## REQUEST
Under this task are some entries; return every one of them exactly.

## RECORDS SUPPLIED
↓
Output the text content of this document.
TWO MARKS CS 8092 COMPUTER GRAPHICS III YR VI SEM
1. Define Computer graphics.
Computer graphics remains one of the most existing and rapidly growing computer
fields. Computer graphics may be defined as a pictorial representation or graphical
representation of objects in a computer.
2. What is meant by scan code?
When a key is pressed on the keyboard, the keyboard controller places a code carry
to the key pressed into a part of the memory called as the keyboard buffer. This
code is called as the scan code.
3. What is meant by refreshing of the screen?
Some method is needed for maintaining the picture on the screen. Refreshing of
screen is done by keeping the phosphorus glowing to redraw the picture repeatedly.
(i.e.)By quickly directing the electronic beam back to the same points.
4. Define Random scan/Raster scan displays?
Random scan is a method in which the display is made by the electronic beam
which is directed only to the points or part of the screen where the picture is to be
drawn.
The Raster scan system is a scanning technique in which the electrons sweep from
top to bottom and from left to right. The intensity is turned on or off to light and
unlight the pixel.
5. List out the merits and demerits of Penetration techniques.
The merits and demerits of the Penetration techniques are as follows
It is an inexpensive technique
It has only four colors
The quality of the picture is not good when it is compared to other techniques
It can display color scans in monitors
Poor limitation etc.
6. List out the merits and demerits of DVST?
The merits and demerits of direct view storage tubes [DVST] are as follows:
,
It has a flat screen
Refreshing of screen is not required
↑
## RESULT OF THE EXERCISE
Output the text content of this document.
TWO MARKS CS 8092 COMPUTER GRAPHICS III YR VI SEM
1. Define Computer graphics.
Computer graphics remains one of the most existing and rapidly growing computer
fields. Computer graphics may be defined as a pictorial representation or graphical
representation of objects in a computer.
2. What is meant by scan code?
When a key is pressed on the keyboard, the keyboard controller places a code carry
to the key pressed into a part of the memory called as the keyboard buffer. This
code is called as the scan code.
3. What is meant by refreshing of the screen?
Some method is needed for maintaining the picture on the screen. Refreshing of
screen is done by keeping the phosphorus glowing to redraw the picture repeatedly.
(i.e.)By quickly directing the electronic beam back to the same points.
4. Define Random scan/Raster scan displays?
Random scan is a method in which the display is made by the electronic beam
which is directed only to the points or part of the screen where the picture is to be
drawn.
The Raster scan system is a scanning technique in which the electrons sweep from
top to bottom and from left to right. The intensity is turned on or off to light and
unlight the pixel.
5. List out the merits and demerits of Penetration techniques.
The merits and demerits of the Penetration techniques are as follows
It is an inexpensive technique
It has only four colors
The quality of the picture is not good when it is compared to other techniques
It can display color scans in monitors
Poor limitation etc.
6. List out the merits and demerits of DVST?
The merits and demerits of direct view storage tubes [DVST] are as follows:
,
It has a flat screen
Refreshing of screen is not required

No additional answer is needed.